*Records for this exercise*:
::::::::
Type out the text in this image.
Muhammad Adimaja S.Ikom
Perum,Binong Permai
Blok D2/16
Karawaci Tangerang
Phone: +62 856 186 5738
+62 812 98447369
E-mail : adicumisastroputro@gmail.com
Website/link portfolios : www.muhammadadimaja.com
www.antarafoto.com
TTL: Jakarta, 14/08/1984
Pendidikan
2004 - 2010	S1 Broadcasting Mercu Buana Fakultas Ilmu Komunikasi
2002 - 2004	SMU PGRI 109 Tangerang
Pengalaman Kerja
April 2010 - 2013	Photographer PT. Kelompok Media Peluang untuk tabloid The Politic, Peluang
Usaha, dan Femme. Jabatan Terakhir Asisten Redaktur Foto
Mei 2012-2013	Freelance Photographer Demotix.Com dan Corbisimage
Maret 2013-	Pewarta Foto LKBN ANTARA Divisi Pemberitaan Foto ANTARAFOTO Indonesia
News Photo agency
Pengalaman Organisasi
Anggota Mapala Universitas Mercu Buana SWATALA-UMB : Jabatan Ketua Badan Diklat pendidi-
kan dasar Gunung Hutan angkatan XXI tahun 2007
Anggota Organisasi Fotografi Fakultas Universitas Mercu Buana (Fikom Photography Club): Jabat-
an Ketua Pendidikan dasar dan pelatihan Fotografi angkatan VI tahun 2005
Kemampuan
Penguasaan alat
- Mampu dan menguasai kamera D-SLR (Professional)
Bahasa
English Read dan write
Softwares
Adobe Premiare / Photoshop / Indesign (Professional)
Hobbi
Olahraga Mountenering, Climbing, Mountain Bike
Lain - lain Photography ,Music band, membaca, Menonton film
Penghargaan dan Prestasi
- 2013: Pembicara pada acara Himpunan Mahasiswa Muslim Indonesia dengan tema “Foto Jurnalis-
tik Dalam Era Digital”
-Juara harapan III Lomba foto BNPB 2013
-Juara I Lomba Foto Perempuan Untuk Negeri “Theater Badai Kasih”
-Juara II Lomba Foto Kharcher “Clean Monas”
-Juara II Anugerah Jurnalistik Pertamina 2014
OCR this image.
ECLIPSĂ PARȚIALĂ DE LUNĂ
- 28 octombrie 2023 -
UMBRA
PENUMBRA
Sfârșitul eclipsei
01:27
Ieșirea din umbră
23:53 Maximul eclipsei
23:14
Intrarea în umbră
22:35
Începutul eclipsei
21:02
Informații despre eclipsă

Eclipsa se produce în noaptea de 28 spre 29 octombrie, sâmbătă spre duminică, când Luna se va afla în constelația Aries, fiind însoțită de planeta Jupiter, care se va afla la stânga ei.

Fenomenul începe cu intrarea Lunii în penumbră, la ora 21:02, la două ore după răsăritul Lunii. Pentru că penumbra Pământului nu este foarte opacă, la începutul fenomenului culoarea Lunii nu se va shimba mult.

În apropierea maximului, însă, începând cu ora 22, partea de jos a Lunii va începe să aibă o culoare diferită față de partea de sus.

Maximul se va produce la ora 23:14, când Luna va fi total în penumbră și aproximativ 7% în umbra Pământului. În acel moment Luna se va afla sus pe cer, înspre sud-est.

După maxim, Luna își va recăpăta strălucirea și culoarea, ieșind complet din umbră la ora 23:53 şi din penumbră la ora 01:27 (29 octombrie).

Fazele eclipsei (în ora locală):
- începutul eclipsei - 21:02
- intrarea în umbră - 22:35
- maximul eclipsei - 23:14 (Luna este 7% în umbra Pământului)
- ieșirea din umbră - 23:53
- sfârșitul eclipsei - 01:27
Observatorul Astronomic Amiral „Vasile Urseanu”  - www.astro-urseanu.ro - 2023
::::::::
*Requirements*: Pick out every line holding the string "Indonesia" and return it.

*Answer below*:
Maret 2013-	Pewarta Foto LKBN ANTARA Divisi Pemberitaan Foto ANTARAFOTO Indonesia
- 2013: Pembicara pada acara Himpunan Mahasiswa Muslim Indonesia dengan tema “Foto Jurnalis-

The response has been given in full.